** WHAT IS REQUIRED **
Retype the material below. Keep every word exactly as it is.

** RECORD EXTRACTS **
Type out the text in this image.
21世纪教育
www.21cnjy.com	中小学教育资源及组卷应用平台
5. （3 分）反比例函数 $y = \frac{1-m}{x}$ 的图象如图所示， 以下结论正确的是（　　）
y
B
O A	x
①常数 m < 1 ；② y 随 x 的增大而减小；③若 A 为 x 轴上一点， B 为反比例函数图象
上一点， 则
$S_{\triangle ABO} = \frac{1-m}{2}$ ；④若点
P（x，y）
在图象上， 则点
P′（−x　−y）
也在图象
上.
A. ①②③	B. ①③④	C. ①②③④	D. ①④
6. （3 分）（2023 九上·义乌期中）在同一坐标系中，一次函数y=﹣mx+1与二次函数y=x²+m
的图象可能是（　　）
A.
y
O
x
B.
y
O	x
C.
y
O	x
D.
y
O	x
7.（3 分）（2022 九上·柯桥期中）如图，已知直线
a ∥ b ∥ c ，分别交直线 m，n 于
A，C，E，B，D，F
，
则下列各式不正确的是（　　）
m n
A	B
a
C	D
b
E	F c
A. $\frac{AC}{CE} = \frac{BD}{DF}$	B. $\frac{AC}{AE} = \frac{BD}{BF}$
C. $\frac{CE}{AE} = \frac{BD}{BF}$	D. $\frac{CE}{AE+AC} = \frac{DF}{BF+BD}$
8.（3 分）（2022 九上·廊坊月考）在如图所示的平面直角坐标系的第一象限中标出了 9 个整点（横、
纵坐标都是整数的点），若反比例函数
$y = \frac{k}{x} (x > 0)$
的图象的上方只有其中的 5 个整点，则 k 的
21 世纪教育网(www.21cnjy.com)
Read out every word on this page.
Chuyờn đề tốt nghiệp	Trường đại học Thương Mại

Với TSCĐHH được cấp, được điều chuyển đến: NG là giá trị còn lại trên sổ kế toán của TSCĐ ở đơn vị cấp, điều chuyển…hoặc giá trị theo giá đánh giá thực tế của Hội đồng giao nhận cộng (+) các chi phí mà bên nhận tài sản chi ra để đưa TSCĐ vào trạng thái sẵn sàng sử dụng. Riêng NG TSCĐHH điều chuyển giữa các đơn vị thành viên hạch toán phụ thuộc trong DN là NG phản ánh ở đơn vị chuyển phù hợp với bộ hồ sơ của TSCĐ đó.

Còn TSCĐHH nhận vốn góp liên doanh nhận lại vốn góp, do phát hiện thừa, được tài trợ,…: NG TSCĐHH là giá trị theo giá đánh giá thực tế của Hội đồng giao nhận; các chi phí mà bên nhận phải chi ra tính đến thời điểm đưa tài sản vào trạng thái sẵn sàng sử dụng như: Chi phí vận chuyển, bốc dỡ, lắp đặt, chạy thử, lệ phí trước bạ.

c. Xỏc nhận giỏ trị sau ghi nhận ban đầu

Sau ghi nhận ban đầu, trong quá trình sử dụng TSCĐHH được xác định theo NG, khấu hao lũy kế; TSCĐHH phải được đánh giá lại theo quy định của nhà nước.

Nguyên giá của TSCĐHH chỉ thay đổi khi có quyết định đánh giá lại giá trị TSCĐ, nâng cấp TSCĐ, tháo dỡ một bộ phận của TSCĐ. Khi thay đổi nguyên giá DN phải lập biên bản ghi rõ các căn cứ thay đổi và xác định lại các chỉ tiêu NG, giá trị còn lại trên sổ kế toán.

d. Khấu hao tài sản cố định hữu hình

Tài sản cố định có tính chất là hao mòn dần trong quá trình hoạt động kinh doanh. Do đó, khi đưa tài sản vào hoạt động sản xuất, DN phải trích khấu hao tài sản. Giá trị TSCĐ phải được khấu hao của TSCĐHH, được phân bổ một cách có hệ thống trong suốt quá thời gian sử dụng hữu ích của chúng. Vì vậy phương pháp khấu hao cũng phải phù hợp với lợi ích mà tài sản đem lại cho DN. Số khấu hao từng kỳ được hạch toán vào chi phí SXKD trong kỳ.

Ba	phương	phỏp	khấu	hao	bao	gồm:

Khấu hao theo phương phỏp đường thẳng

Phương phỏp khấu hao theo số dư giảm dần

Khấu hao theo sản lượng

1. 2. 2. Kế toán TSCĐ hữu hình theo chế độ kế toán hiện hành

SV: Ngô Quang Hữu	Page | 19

** SOLUTION TO THIS PROBLEM **
Type out the text in this image.
21世纪教育
www.21cnjy.com	中小学教育资源及组卷应用平台
5. （3 分）反比例函数 $y = \frac{1-m}{x}$ 的图象如图所示， 以下结论正确的是（　　）
y
B
O A	x
①常数 m < 1 ；② y 随 x 的增大而减小；③若 A 为 x 轴上一点， B 为反比例函数图象
上一点， 则
$S_{\triangle ABO} = \frac{1-m}{2}$ ；④若点
P（x，y）
在图象上， 则点
P′（−x　−y）
也在图象
上.
A. ①②③	B. ①③④	C. ①②③④	D. ①④
6. （3 分）（2023 九上·义乌期中）在同一坐标系中，一次函数y=﹣mx+1与二次函数y=x²+m
的图象可能是（　　）
A.
y
O
x
B.
y
O	x
C.
y
O	x
D.
y
O	x
7.（3 分）（2022 九上·柯桥期中）如图，已知直线
a ∥ b ∥ c ，分别交直线 m，n 于
A，C，E，B，D，F
，
则下列各式不正确的是（　　）
m n
A	B
a
C	D
b
E	F c
A. $\frac{AC}{CE} = \frac{BD}{DF}$	B. $\frac{AC}{AE} = \frac{BD}{BF}$
C. $\frac{CE}{AE} = \frac{BD}{BF}$	D. $\frac{CE}{AE+AC} = \frac{DF}{BF+BD}$
8.（3 分）（2022 九上·廊坊月考）在如图所示的平面直角坐标系的第一象限中标出了 9 个整点（横、
纵坐标都是整数的点），若反比例函数
$y = \frac{k}{x} (x > 0)$
的图象的上方只有其中的 5 个整点，则 k 的
21 世纪教育网(www.21cnjy.com)
Read out every word on this page.
Chuyờn đề tốt nghiệp	Trường đại học Thương Mại

Với TSCĐHH được cấp, được điều chuyển đến: NG là giá trị còn lại trên sổ kế toán của TSCĐ ở đơn vị cấp, điều chuyển…hoặc giá trị theo giá đánh giá thực tế của Hội đồng giao nhận cộng (+) các chi phí mà bên nhận tài sản chi ra để đưa TSCĐ vào trạng thái sẵn sàng sử dụng. Riêng NG TSCĐHH điều chuyển giữa các đơn vị thành viên hạch toán phụ thuộc trong DN là NG phản ánh ở đơn vị chuyển phù hợp với bộ hồ sơ của TSCĐ đó.

Còn TSCĐHH nhận vốn góp liên doanh nhận lại vốn góp, do phát hiện thừa, được tài trợ,…: NG TSCĐHH là giá trị theo giá đánh giá thực tế của Hội đồng giao nhận; các chi phí mà bên nhận phải chi ra tính đến thời điểm đưa tài sản vào trạng thái sẵn sàng sử dụng như: Chi phí vận chuyển, bốc dỡ, lắp đặt, chạy thử, lệ phí trước bạ.

c. Xỏc nhận giỏ trị sau ghi nhận ban đầu

Sau ghi nhận ban đầu, trong quá trình sử dụng TSCĐHH được xác định theo NG, khấu hao lũy kế; TSCĐHH phải được đánh giá lại theo quy định của nhà nước.

Nguyên giá của TSCĐHH chỉ thay đổi khi có quyết định đánh giá lại giá trị TSCĐ, nâng cấp TSCĐ, tháo dỡ một bộ phận của TSCĐ. Khi thay đổi nguyên giá DN phải lập biên bản ghi rõ các căn cứ thay đổi và xác định lại các chỉ tiêu NG, giá trị còn lại trên sổ kế toán.

d. Khấu hao tài sản cố định hữu hình

Tài sản cố định có tính chất là hao mòn dần trong quá trình hoạt động kinh doanh. Do đó, khi đưa tài sản vào hoạt động sản xuất, DN phải trích khấu hao tài sản. Giá trị TSCĐ phải được khấu hao của TSCĐHH, được phân bổ một cách có hệ thống trong suốt quá thời gian sử dụng hữu ích của chúng. Vì vậy phương pháp khấu hao cũng phải phù hợp với lợi ích mà tài sản đem lại cho DN. Số khấu hao từng kỳ được hạch toán vào chi phí SXKD trong kỳ.

Ba	phương	phỏp	khấu	hao	bao	gồm:

Khấu hao theo phương phỏp đường thẳng

Phương phỏp khấu hao theo số dư giảm dần

Khấu hao theo sản lượng

1. 2. 2. Kế toán TSCĐ hữu hình theo chế độ kế toán hiện hành

SV: Ngô Quang Hữu	Page | 19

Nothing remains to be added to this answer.